[TEKSTBLOK]
"""

Publicaties

Inschaling werkzaamheden met gg-Schmallenbergvirus

Adviezen | 29.08.2012 | CGM/120829-02

De COGEM is gevraagd te adviseren over de classificatie van het Schmallenbergvirus (SBV) en werkzaamheden met genetisch-gemodificeerd Schmallenbergvirus (gg-SBV).
Het Schmallenbergvirus is in 2011 voor het eerst aangetroffen in melkvee, maar is in de maanden daarna ook aangetoond in schapen, geiten, herten en een bison. Een infectie met het SBV leidt bij volwassen dieren tot milde symptomen als koorts en diaree van voorbijgaande aard. In de ongeboren vrucht kan het echter leiden tot misvormingen van de ledematen en hersenen met vroeg- en doodgeboorten tot gevolg. De transmissie van het SBV vindt hoofdzakelijk plaats via knutten en blijkt zeer effectief. Op dit moment is nog geen vaccin tegen een infectie met het SBV beschikbaar.
Omdat een infectie met het SBV niet is waargenomen in mensen, beschouwt de COGEM het SBV als dierpathogeen virus. Op basis van de criteria die de COGEM heeft opgesteld voor de classificatie van dierpathogene virussen komt zij tot de conclusie dat het SBV deels aan de criteria voor pathogeniteitsklasse 2 en deels aan criteria voor pathogeniteitsklasse 3 voldoet. Hoewel de COGEM van mening is dat het SBV tot pathogeniteitsklasse 2 kan worden gerekend, acht zij gezien de beperkte ervaring met het SBV vooralsnog een indeling in pathogeniteisklasse 3 het meest passend.

"""

[OPDRACHTEN]
- 1) Noem alle diersoorten waarin het virus volgens de tekst over het Schmallenbergvirus is gevonden.
- 2) Schrijf een stuk uit de tekst over het Schmallenbergvirus letterlijk over: begin bij de woorden "Inschaling werkzaamheden met" en stop na "genetisch-gemodificeerd Schmallenbergvirus (gg-SBV).".
De items hieronder komen uit een andere bron.

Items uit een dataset
"""

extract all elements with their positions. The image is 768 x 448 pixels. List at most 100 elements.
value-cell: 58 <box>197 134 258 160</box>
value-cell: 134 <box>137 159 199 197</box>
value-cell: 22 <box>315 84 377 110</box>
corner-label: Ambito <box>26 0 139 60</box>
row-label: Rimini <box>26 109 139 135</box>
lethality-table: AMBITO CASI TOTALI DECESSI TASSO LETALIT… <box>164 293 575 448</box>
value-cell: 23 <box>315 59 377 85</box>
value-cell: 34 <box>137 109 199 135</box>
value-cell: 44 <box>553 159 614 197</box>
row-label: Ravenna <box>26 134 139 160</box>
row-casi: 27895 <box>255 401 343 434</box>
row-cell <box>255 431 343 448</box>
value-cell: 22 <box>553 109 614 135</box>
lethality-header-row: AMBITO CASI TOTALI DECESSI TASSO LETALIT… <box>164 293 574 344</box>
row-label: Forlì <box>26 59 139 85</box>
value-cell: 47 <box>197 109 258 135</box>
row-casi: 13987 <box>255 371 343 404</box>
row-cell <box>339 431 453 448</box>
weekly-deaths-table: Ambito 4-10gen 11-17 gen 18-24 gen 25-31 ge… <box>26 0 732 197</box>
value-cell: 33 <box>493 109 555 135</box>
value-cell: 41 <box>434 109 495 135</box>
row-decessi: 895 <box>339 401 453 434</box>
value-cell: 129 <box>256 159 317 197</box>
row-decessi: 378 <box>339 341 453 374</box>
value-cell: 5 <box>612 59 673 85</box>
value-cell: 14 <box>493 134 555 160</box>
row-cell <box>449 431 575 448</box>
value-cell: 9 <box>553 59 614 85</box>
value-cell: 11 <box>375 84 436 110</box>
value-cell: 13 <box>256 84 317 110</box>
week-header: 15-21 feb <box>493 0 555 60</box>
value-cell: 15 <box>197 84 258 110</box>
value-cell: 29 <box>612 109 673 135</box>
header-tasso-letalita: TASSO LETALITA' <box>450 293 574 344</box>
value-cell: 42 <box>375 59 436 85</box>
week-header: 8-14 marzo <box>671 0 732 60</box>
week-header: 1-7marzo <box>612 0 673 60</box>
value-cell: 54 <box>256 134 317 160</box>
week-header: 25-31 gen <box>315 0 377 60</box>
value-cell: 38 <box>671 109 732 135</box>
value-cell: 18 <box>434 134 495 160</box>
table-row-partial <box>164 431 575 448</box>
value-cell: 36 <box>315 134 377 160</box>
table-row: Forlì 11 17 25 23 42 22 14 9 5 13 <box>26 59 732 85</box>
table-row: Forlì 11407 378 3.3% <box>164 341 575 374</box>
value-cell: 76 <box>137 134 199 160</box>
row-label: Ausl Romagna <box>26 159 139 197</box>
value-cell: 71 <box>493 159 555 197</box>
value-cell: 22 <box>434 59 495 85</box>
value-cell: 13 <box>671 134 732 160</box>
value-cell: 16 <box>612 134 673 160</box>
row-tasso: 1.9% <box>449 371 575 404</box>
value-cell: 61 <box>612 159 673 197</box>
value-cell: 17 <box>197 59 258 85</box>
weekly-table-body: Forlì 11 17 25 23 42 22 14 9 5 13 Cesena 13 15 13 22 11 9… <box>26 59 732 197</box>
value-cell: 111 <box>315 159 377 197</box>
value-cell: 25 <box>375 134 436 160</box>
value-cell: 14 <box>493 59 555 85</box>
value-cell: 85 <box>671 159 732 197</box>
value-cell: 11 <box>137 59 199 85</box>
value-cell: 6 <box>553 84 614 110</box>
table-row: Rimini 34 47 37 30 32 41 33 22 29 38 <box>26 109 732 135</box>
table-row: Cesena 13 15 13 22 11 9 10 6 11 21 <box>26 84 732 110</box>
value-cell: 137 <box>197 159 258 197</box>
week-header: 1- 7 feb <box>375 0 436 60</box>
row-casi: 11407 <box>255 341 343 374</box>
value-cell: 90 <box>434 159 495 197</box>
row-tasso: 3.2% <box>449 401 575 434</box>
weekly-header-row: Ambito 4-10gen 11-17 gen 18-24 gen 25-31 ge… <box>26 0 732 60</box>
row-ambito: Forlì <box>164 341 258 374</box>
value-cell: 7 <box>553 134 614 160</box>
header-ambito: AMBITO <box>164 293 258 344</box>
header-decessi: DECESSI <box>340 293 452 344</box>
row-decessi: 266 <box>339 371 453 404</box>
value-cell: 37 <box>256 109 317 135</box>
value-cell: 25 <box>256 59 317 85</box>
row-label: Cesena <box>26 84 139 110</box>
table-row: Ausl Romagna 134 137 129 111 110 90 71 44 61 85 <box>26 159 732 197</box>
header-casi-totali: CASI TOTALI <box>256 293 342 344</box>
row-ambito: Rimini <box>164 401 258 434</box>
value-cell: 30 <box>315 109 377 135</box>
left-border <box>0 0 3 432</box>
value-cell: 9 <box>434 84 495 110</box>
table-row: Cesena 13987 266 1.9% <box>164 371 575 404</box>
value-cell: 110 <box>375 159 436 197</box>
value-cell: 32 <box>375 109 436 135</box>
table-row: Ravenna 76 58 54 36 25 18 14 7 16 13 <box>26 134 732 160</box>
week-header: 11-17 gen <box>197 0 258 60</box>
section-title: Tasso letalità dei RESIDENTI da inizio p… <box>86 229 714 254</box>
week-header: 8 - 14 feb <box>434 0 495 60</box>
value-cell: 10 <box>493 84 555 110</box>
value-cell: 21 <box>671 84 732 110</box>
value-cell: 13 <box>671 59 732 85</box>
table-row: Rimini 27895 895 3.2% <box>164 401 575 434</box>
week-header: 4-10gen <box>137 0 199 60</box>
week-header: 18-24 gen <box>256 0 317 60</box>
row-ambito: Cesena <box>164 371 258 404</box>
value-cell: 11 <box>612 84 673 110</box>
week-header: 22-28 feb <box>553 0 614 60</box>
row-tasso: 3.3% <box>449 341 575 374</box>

"""

[ANTWOORDEN]
- 1) melkvee, schapen, geiten, herten, bison

- 2)
Inschaling werkzaamheden met gg-Schmallenbergvirus

Adviezen | 29.08.2012 | CGM/120829-02

De COGEM is gevraagd te adviseren over de classificatie van het Schmallenbergvirus (SBV) en werkzaamheden met genetisch-gemodificeerd Schmallenbergvirus (gg-SBV).